== Extract ==

>>

Gant was raised in Detroit, first exposed to the drums in a school band where he quickly came to the attention of peers Barry Harris and Hugh Lawson. “The band director told me I will never be able to play professionally”, he said, with a restrained laugh. “But I practiced. I was serious. Played in my basement every day and I took lessons.”
The drummer’s words were labored, but intent on being heard. His voice, broken with coarse spastic utterances, channeled lasting memories. “Barry, Hugh and I played together, but my first record date wasn’t until 1954 with the Billy Mitchell Band. It was a 7-piece,” he stated. As he searched his memory, Gant’s eyes became riveted, indicating an excitement stifled, perhaps manacled, by illness. “Right after that, I recorded with Sonny Stitt.” This was the event that put him into the category of top-flight sidemen. Among the gigs that came along in the immediate period were several revered nights accompanying Billie Holiday.

<<

== Supplied information ==
>>

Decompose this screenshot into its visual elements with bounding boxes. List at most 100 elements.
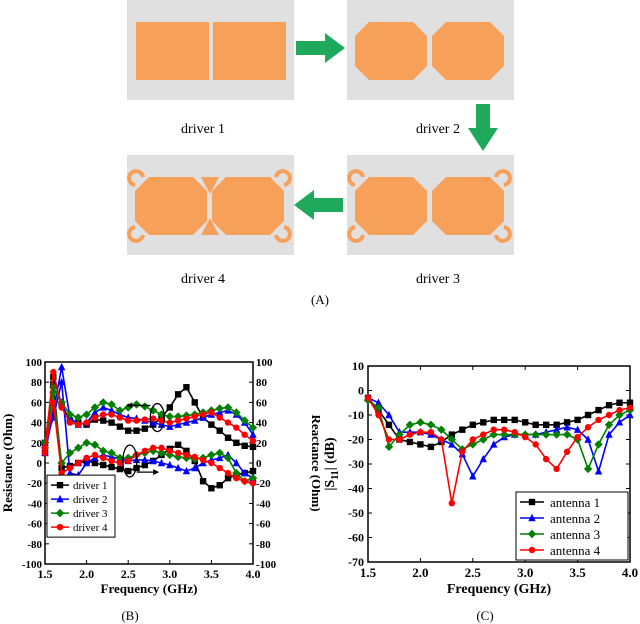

<<

== Tasks for this exercise ==
1) List every person the passage on Gant names other than Gant himself.
2) Transcribe everything from "The drummer’s words" down to "accompanying Billie Holiday." in the passage on Gant.
The lines are separate material and have nothing to do with the passage on Gant.

== In response ==
1) Barry Harris, Hugh Lawson, Billy Mitchell, Sonny Stitt, Billie Holiday

2)
The drummer’s words were labored, but intent on being heard. His voice, broken with coarse spastic utterances, channeled lasting memories. “Barry, Hugh and I played together, but my first record date wasn’t until 1954 with the Billy Mitchell Band. It was a 7-piece,” he stated. As he searched his memory, Gant’s eyes became riveted, indicating an excitement stifled, perhaps manacled, by illness. “Right after that, I recorded with Sonny Stitt.” This was the event that put him into the category of top-flight sidemen. Among the gigs that came along in the immediate period were several revered nights accompanying Billie Holiday.